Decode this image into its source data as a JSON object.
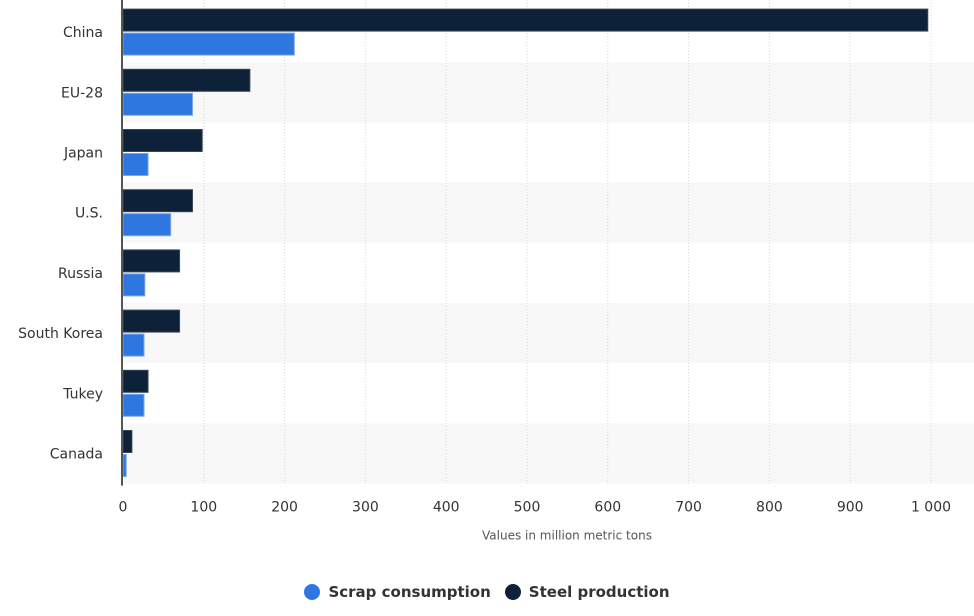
{
  "chart_data": {
    "type": "bar",
    "orientation": "horizontal",
    "title": "",
    "xlabel": "Values in million metric tons",
    "ylabel": "",
    "xlim": [
      0,
      1050
    ],
    "x_ticks": [
      0,
      100,
      200,
      300,
      400,
      500,
      600,
      700,
      800,
      900,
      1000
    ],
    "x_tick_labels": [
      "0",
      "100",
      "200",
      "300",
      "400",
      "500",
      "600",
      "700",
      "800",
      "900",
      "1 000"
    ],
    "grid": true,
    "legend_position": "bottom-center",
    "categories": [
      "China",
      "EU-28",
      "Japan",
      "U.S.",
      "Russia",
      "South Korea",
      "Tukey",
      "Canada"
    ],
    "series": [
      {
        "name": "Steel production",
        "color": "#0d2138",
        "values": [
          996,
          157,
          98,
          86,
          70,
          70,
          31,
          11
        ]
      },
      {
        "name": "Scrap consumption",
        "color": "#2f77e0",
        "values": [
          212,
          86,
          31,
          59,
          27,
          26,
          26,
          4
        ]
      }
    ]
  },
  "legend": {
    "items": [
      {
        "label": "Scrap consumption",
        "color": "#2f77e0"
      },
      {
        "label": "Steel production",
        "color": "#0d2138"
      }
    ]
  },
  "colors": {
    "band": "#f8f8f8",
    "grid": "#d8d8d8",
    "axis": "#555555"
  }
}
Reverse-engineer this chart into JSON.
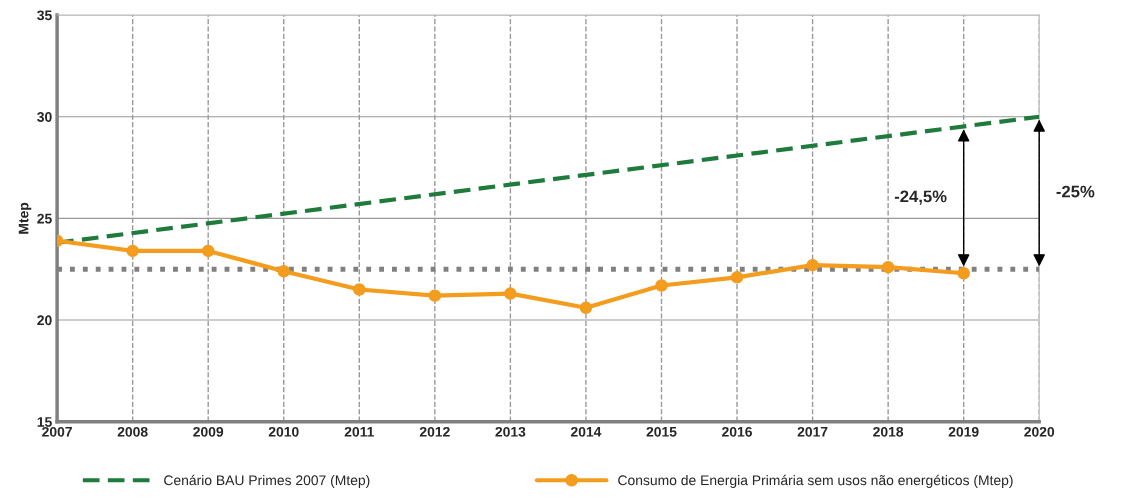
{
  "chart_data": {
    "type": "line",
    "ylabel": "Mtep",
    "series": [
      {
        "name": "Cenário BAU Primes 2007 (Mtep)",
        "color": "#1e7b3c",
        "x": [
          2007,
          2020
        ],
        "values": [
          23.8,
          30.0
        ],
        "line_style": "dashed",
        "marker": "none"
      },
      {
        "name": "Consumo de Energia Primária sem usos não energéticos (Mtep)",
        "color": "#f39c1e",
        "x": [
          2007,
          2008,
          2009,
          2010,
          2011,
          2012,
          2013,
          2014,
          2015,
          2016,
          2017,
          2018,
          2019
        ],
        "values": [
          23.9,
          23.4,
          23.4,
          22.4,
          21.5,
          21.2,
          21.3,
          20.6,
          21.7,
          22.1,
          22.7,
          22.6,
          22.3
        ],
        "line_style": "solid",
        "marker": "circle"
      }
    ],
    "xlim": [
      2007,
      2020
    ],
    "xticks": [
      2007,
      2008,
      2009,
      2010,
      2011,
      2012,
      2013,
      2014,
      2015,
      2016,
      2017,
      2018,
      2019,
      2020
    ],
    "ylim": [
      15,
      35
    ],
    "yticks": [
      15,
      20,
      25,
      30,
      35
    ],
    "ref_lines": [
      {
        "axis": "y",
        "value": 22.5,
        "color": "#808080",
        "line_style": "dotted"
      }
    ],
    "annotations": [
      "-24,5%",
      "-25%"
    ],
    "grid": true,
    "legend": "bottom"
  }
}
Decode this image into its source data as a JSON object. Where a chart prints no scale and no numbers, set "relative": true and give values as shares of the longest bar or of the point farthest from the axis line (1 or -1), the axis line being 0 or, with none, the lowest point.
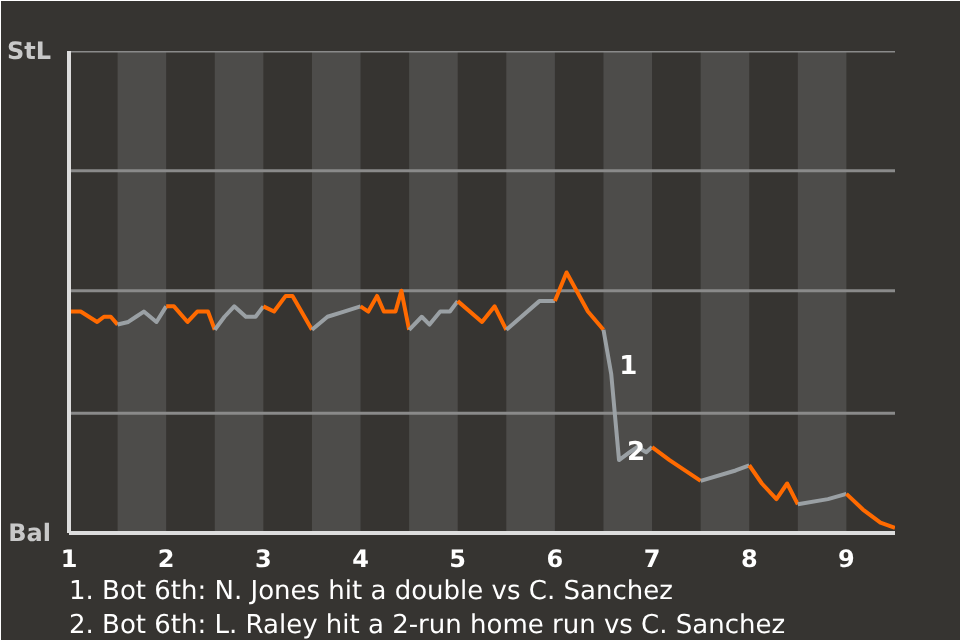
{
  "chart_data": {
    "type": "line",
    "relative": true,
    "xlim": [
      1,
      9.5
    ],
    "xticks": [
      {
        "value": 1,
        "label": "1"
      },
      {
        "value": 2,
        "label": "2"
      },
      {
        "value": 3,
        "label": "3"
      },
      {
        "value": 4,
        "label": "4"
      },
      {
        "value": 5,
        "label": "5"
      },
      {
        "value": 6,
        "label": "6"
      },
      {
        "value": 7,
        "label": "7"
      },
      {
        "value": 8,
        "label": "8"
      },
      {
        "value": 9,
        "label": "9"
      }
    ],
    "marker": "none",
    "line_style": "solid",
    "series": [
      {
        "color": "#ff6a00",
        "x": [
          1,
          1.12,
          1.29,
          1.36,
          1.43,
          1.5
        ],
        "values": [
          0.85,
          0.85,
          0.81,
          0.83,
          0.83,
          0.8
        ]
      },
      {
        "color": "#9aa0a4",
        "x": [
          1.5,
          1.61,
          1.69,
          1.77,
          1.9,
          2
        ],
        "values": [
          0.8,
          0.81,
          0.83,
          0.85,
          0.81,
          0.87
        ]
      },
      {
        "color": "#ff6a00",
        "x": [
          2,
          2.08,
          2.22,
          2.32,
          2.43,
          2.5
        ],
        "values": [
          0.87,
          0.87,
          0.81,
          0.85,
          0.85,
          0.78
        ]
      },
      {
        "color": "#9aa0a4",
        "x": [
          2.5,
          2.6,
          2.7,
          2.82,
          2.92,
          3
        ],
        "values": [
          0.78,
          0.83,
          0.87,
          0.83,
          0.83,
          0.87
        ]
      },
      {
        "color": "#ff6a00",
        "x": [
          3,
          3.11,
          3.23,
          3.3,
          3.5
        ],
        "values": [
          0.87,
          0.85,
          0.91,
          0.91,
          0.78
        ]
      },
      {
        "color": "#9aa0a4",
        "x": [
          3.5,
          3.66,
          3.83,
          4
        ],
        "values": [
          0.78,
          0.83,
          0.85,
          0.87
        ]
      },
      {
        "color": "#ff6a00",
        "x": [
          4,
          4.08,
          4.17,
          4.24,
          4.36,
          4.42,
          4.5
        ],
        "values": [
          0.87,
          0.85,
          0.91,
          0.85,
          0.85,
          0.93,
          0.78
        ]
      },
      {
        "color": "#9aa0a4",
        "x": [
          4.5,
          4.63,
          4.71,
          4.82,
          4.86,
          4.92,
          5
        ],
        "values": [
          0.78,
          0.83,
          0.8,
          0.85,
          0.85,
          0.85,
          0.89
        ]
      },
      {
        "color": "#ff6a00",
        "x": [
          5,
          5.25,
          5.38,
          5.5
        ],
        "values": [
          0.89,
          0.81,
          0.87,
          0.78
        ]
      },
      {
        "color": "#9aa0a4",
        "x": [
          5.5,
          5.84,
          6
        ],
        "values": [
          0.78,
          0.89,
          0.89
        ]
      },
      {
        "color": "#ff6a00",
        "x": [
          6,
          6.12,
          6.34,
          6.5
        ],
        "values": [
          0.89,
          1,
          0.85,
          0.78
        ]
      },
      {
        "color": "#9aa0a4",
        "x": [
          6.5,
          6.58,
          6.66,
          6.77,
          6.85,
          6.94,
          7
        ],
        "values": [
          0.78,
          0.61,
          0.28,
          0.31,
          0.33,
          0.31,
          0.33
        ]
      },
      {
        "color": "#ff6a00",
        "x": [
          7,
          7.18,
          7.5
        ],
        "values": [
          0.33,
          0.28,
          0.2
        ]
      },
      {
        "color": "#9aa0a4",
        "x": [
          7.5,
          7.86,
          8
        ],
        "values": [
          0.2,
          0.24,
          0.26
        ]
      },
      {
        "color": "#ff6a00",
        "x": [
          8,
          8.13,
          8.28,
          8.39,
          8.5
        ],
        "values": [
          0.26,
          0.19,
          0.13,
          0.19,
          0.11
        ]
      },
      {
        "color": "#9aa0a4",
        "x": [
          8.5,
          8.81,
          9
        ],
        "values": [
          0.11,
          0.13,
          0.15
        ]
      },
      {
        "color": "#ff6a00",
        "x": [
          9,
          9.17,
          9.35,
          9.5
        ],
        "values": [
          0.15,
          0.09,
          0.04,
          0.02
        ]
      }
    ],
    "ref_lines": [
      {
        "axis": "y",
        "value": 0.46,
        "label": null,
        "color": "#8a8a8a"
      },
      {
        "axis": "y",
        "value": 0.93,
        "label": null,
        "color": "#8a8a8a"
      },
      {
        "axis": "y",
        "value": 1.39,
        "label": null,
        "color": "#8a8a8a"
      },
      {
        "axis": "y",
        "value": 1.85,
        "label": "StL",
        "color": "#8a8a8a"
      }
    ],
    "bands": [
      {
        "axis": "x",
        "from": 1.5,
        "to": 2,
        "color": "#4d4c4a"
      },
      {
        "axis": "x",
        "from": 2.5,
        "to": 3,
        "color": "#4d4c4a"
      },
      {
        "axis": "x",
        "from": 3.5,
        "to": 4,
        "color": "#4d4c4a"
      },
      {
        "axis": "x",
        "from": 4.5,
        "to": 5,
        "color": "#4d4c4a"
      },
      {
        "axis": "x",
        "from": 5.5,
        "to": 6,
        "color": "#4d4c4a"
      },
      {
        "axis": "x",
        "from": 6.5,
        "to": 7,
        "color": "#4d4c4a"
      },
      {
        "axis": "x",
        "from": 7.5,
        "to": 8,
        "color": "#4d4c4a"
      },
      {
        "axis": "x",
        "from": 8.5,
        "to": 9,
        "color": "#4d4c4a"
      }
    ],
    "annotations": [
      {
        "text": "1",
        "x": 6.58,
        "y": 0.61
      },
      {
        "text": "2",
        "x": 6.66,
        "y": 0.28
      },
      "Bal",
      "1. Bot 6th: N. Jones hit a double vs C. Sanchez",
      "2. Bot 6th: L. Raley hit a 2-run home run vs C. Sanchez"
    ]
  }
}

* * * *

• Your instructions
Report the count of lines in the entries that contain the string "marker", and nothing besides it.

• Reply
3